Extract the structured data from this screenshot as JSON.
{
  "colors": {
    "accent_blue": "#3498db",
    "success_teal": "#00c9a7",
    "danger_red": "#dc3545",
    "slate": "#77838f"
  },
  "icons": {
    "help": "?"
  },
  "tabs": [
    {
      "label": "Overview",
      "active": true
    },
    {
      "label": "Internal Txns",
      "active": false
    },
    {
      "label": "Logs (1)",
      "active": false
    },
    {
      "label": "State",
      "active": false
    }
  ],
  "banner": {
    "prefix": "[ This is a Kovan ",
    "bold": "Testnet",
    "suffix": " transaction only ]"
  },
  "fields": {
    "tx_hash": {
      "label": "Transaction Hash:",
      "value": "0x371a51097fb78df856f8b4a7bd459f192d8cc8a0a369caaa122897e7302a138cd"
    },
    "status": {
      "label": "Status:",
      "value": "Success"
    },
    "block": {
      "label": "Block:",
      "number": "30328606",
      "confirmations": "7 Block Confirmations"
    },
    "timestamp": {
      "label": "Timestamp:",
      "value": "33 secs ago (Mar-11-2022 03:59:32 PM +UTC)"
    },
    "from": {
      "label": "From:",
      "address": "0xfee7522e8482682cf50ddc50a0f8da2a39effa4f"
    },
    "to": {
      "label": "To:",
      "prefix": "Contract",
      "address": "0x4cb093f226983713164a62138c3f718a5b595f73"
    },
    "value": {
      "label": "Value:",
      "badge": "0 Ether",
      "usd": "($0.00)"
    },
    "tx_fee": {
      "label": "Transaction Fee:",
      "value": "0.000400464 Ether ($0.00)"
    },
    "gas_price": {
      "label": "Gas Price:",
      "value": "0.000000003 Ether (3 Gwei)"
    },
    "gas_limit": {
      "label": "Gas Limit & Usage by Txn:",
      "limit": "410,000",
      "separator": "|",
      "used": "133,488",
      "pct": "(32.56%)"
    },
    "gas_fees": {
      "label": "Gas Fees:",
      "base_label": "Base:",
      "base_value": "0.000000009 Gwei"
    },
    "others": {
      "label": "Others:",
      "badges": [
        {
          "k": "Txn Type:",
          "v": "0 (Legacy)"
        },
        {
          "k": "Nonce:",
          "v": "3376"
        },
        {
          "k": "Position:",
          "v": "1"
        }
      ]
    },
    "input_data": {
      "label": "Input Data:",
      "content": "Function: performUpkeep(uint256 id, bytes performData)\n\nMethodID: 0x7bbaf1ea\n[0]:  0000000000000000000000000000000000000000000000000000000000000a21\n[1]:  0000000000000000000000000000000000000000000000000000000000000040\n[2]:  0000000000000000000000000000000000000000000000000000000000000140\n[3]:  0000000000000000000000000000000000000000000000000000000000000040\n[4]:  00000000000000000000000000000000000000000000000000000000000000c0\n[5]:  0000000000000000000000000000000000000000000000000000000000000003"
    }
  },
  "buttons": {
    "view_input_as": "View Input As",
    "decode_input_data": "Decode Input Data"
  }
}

-*-

Search the data for "Gwei". Copy every matching line.

# SOLUTION TO THE PROBLEM:
      "value": "0.000000003 Ether (3 Gwei)"
      "base_value": "0.000000009 Gwei"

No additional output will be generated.